Records from a dataset
....
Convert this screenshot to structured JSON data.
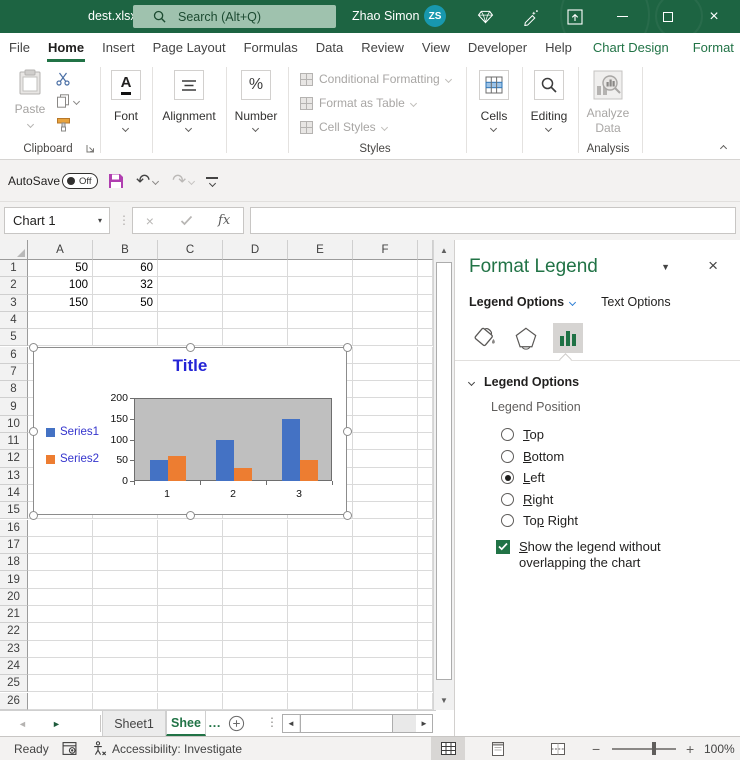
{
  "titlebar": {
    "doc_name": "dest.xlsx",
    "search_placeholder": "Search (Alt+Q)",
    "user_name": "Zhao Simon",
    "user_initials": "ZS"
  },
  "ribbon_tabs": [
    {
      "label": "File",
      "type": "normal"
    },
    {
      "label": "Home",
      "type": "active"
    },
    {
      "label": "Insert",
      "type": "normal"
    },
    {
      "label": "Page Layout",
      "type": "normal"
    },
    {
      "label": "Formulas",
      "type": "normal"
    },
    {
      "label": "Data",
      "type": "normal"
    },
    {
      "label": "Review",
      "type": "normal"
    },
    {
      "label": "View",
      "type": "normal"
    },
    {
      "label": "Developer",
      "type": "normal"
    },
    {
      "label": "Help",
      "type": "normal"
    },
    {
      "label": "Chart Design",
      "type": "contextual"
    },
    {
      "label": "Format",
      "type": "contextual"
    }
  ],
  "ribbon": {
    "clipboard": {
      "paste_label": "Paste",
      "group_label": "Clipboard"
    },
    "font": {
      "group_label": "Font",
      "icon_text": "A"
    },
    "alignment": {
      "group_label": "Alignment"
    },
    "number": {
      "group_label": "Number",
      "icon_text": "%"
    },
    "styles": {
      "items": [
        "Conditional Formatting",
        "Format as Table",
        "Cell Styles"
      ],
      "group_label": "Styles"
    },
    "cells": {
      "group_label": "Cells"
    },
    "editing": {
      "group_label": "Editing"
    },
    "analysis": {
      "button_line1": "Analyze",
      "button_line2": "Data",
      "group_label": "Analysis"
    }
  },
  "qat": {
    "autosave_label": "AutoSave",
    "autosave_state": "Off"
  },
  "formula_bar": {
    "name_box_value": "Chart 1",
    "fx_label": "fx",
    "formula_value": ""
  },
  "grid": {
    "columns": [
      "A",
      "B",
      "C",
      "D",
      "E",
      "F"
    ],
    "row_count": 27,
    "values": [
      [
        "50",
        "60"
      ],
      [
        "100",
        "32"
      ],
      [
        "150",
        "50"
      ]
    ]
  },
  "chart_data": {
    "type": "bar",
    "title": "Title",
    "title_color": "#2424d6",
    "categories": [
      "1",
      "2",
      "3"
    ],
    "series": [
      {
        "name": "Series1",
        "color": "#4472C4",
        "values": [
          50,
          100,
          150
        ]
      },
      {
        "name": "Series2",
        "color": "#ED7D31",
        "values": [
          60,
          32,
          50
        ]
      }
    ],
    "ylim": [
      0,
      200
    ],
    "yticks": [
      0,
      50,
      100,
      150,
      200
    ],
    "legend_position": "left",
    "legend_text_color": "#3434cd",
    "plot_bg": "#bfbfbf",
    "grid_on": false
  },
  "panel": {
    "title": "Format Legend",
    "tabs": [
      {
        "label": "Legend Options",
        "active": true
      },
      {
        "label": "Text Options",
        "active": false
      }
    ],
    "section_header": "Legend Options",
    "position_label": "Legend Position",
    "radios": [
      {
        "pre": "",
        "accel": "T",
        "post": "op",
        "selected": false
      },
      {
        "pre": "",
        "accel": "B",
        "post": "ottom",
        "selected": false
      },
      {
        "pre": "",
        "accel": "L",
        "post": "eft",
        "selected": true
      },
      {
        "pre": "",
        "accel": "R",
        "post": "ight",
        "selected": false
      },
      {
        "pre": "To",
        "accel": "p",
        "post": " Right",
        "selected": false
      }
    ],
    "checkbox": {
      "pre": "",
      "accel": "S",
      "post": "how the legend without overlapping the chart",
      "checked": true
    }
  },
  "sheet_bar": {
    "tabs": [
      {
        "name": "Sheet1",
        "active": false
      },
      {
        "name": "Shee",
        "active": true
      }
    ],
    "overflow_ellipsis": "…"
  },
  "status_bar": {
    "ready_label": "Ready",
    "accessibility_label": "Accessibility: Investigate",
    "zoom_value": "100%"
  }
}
....
:: Problem to solve ::
Output all of the records exactly as they appear above, but not the pictures.

:: Result of this exercise ::
Convert this screenshot to structured JSON data.
{
  "titlebar": {
    "doc_name": "dest.xlsx",
    "search_placeholder": "Search (Alt+Q)",
    "user_name": "Zhao Simon",
    "user_initials": "ZS"
  },
  "ribbon_tabs": [
    {
      "label": "File",
      "type": "normal"
    },
    {
      "label": "Home",
      "type": "active"
    },
    {
      "label": "Insert",
      "type": "normal"
    },
    {
      "label": "Page Layout",
      "type": "normal"
    },
    {
      "label": "Formulas",
      "type": "normal"
    },
    {
      "label": "Data",
      "type": "normal"
    },
    {
      "label": "Review",
      "type": "normal"
    },
    {
      "label": "View",
      "type": "normal"
    },
    {
      "label": "Developer",
      "type": "normal"
    },
    {
      "label": "Help",
      "type": "normal"
    },
    {
      "label": "Chart Design",
      "type": "contextual"
    },
    {
      "label": "Format",
      "type": "contextual"
    }
  ],
  "ribbon": {
    "clipboard": {
      "paste_label": "Paste",
      "group_label": "Clipboard"
    },
    "font": {
      "group_label": "Font",
      "icon_text": "A"
    },
    "alignment": {
      "group_label": "Alignment"
    },
    "number": {
      "group_label": "Number",
      "icon_text": "%"
    },
    "styles": {
      "items": [
        "Conditional Formatting",
        "Format as Table",
        "Cell Styles"
      ],
      "group_label": "Styles"
    },
    "cells": {
      "group_label": "Cells"
    },
    "editing": {
      "group_label": "Editing"
    },
    "analysis": {
      "button_line1": "Analyze",
      "button_line2": "Data",
      "group_label": "Analysis"
    }
  },
  "qat": {
    "autosave_label": "AutoSave",
    "autosave_state": "Off"
  },
  "formula_bar": {
    "name_box_value": "Chart 1",
    "fx_label": "fx",
    "formula_value": ""
  },
  "grid": {
    "columns": [
      "A",
      "B",
      "C",
      "D",
      "E",
      "F"
    ],
    "row_count": 27,
    "values": [
      [
        "50",
        "60"
      ],
      [
        "100",
        "32"
      ],
      [
        "150",
        "50"
      ]
    ]
  },
  "chart_data": {
    "type": "bar",
    "title": "Title",
    "title_color": "#2424d6",
    "categories": [
      "1",
      "2",
      "3"
    ],
    "series": [
      {
        "name": "Series1",
        "color": "#4472C4",
        "values": [
          50,
          100,
          150
        ]
      },
      {
        "name": "Series2",
        "color": "#ED7D31",
        "values": [
          60,
          32,
          50
        ]
      }
    ],
    "ylim": [
      0,
      200
    ],
    "yticks": [
      0,
      50,
      100,
      150,
      200
    ],
    "legend_position": "left",
    "legend_text_color": "#3434cd",
    "plot_bg": "#bfbfbf",
    "grid_on": false
  },
  "panel": {
    "title": "Format Legend",
    "tabs": [
      {
        "label": "Legend Options",
        "active": true
      },
      {
        "label": "Text Options",
        "active": false
      }
    ],
    "section_header": "Legend Options",
    "position_label": "Legend Position",
    "radios": [
      {
        "pre": "",
        "accel": "T",
        "post": "op",
        "selected": false
      },
      {
        "pre": "",
        "accel": "B",
        "post": "ottom",
        "selected": false
      },
      {
        "pre": "",
        "accel": "L",
        "post": "eft",
        "selected": true
      },
      {
        "pre": "",
        "accel": "R",
        "post": "ight",
        "selected": false
      },
      {
        "pre": "To",
        "accel": "p",
        "post": " Right",
        "selected": false
      }
    ],
    "checkbox": {
      "pre": "",
      "accel": "S",
      "post": "how the legend without overlapping the chart",
      "checked": true
    }
  },
  "sheet_bar": {
    "tabs": [
      {
        "name": "Sheet1",
        "active": false
      },
      {
        "name": "Shee",
        "active": true
      }
    ],
    "overflow_ellipsis": "…"
  },
  "status_bar": {
    "ready_label": "Ready",
    "accessibility_label": "Accessibility: Investigate",
    "zoom_value": "100%"
  }
}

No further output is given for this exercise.